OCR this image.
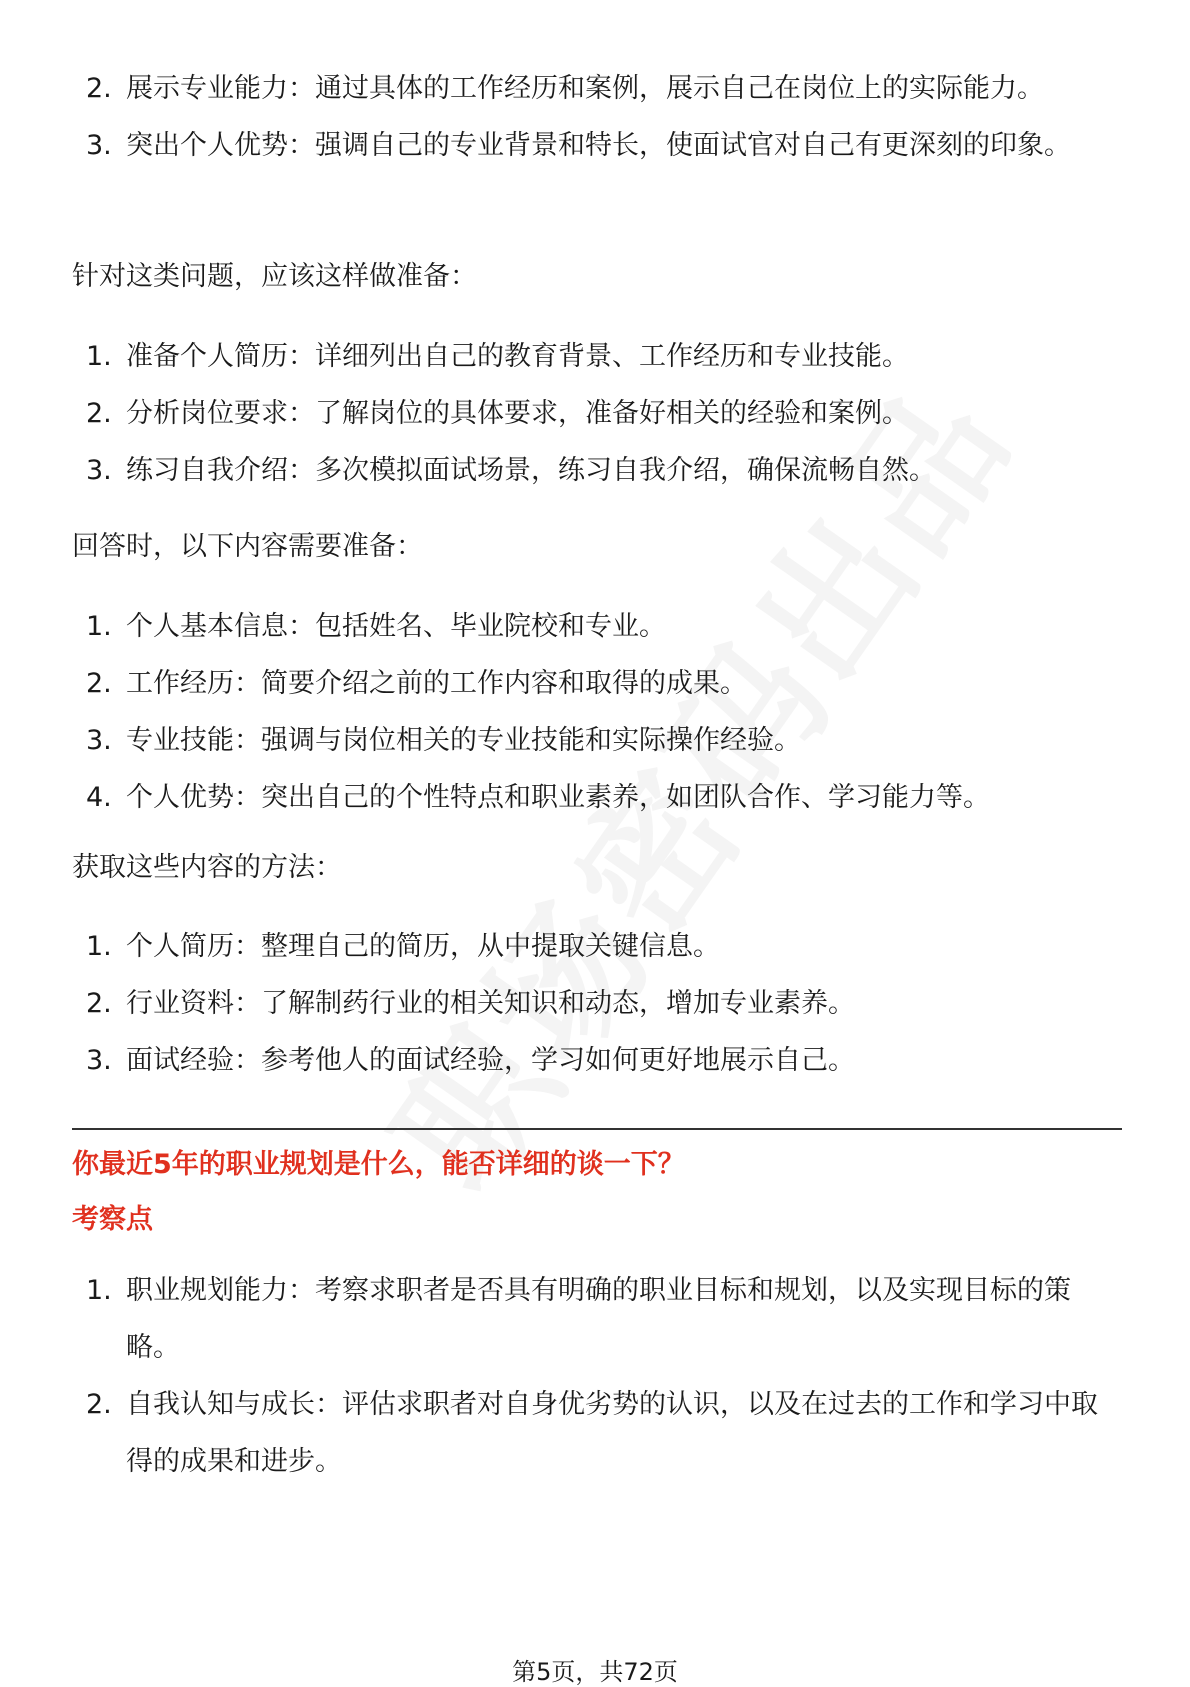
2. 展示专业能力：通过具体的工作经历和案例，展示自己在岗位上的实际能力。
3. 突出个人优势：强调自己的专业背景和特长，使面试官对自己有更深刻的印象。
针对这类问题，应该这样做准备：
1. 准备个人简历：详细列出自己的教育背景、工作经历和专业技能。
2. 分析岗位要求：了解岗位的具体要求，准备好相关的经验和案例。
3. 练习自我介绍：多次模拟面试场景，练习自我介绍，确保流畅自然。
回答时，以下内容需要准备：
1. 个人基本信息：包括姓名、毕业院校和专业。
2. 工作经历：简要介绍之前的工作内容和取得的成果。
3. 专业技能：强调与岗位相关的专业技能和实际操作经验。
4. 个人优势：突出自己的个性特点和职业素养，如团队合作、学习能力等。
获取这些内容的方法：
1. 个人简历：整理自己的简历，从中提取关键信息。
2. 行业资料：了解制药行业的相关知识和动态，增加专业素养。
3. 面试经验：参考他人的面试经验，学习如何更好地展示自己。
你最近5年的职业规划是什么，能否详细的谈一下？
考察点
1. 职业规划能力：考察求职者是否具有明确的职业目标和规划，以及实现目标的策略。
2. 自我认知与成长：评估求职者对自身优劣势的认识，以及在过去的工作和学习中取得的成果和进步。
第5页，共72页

•••••

> [EXERCISE DETAILS] Output all of the data exactly as it stands, minus any images.

> [FULL ANSWER]
OCR this image.
2. 展示专业能力：通过具体的工作经历和案例，展示自己在岗位上的实际能力。
3. 突出个人优势：强调自己的专业背景和特长，使面试官对自己有更深刻的印象。
针对这类问题，应该这样做准备：
1. 准备个人简历：详细列出自己的教育背景、工作经历和专业技能。
2. 分析岗位要求：了解岗位的具体要求，准备好相关的经验和案例。
3. 练习自我介绍：多次模拟面试场景，练习自我介绍，确保流畅自然。
回答时，以下内容需要准备：
1. 个人基本信息：包括姓名、毕业院校和专业。
2. 工作经历：简要介绍之前的工作内容和取得的成果。
3. 专业技能：强调与岗位相关的专业技能和实际操作经验。
4. 个人优势：突出自己的个性特点和职业素养，如团队合作、学习能力等。
获取这些内容的方法：
1. 个人简历：整理自己的简历，从中提取关键信息。
2. 行业资料：了解制药行业的相关知识和动态，增加专业素养。
3. 面试经验：参考他人的面试经验，学习如何更好地展示自己。
你最近5年的职业规划是什么，能否详细的谈一下？
考察点
1. 职业规划能力：考察求职者是否具有明确的职业目标和规划，以及实现目标的策略。
2. 自我认知与成长：评估求职者对自身优劣势的认识，以及在过去的工作和学习中取得的成果和进步。
第5页，共72页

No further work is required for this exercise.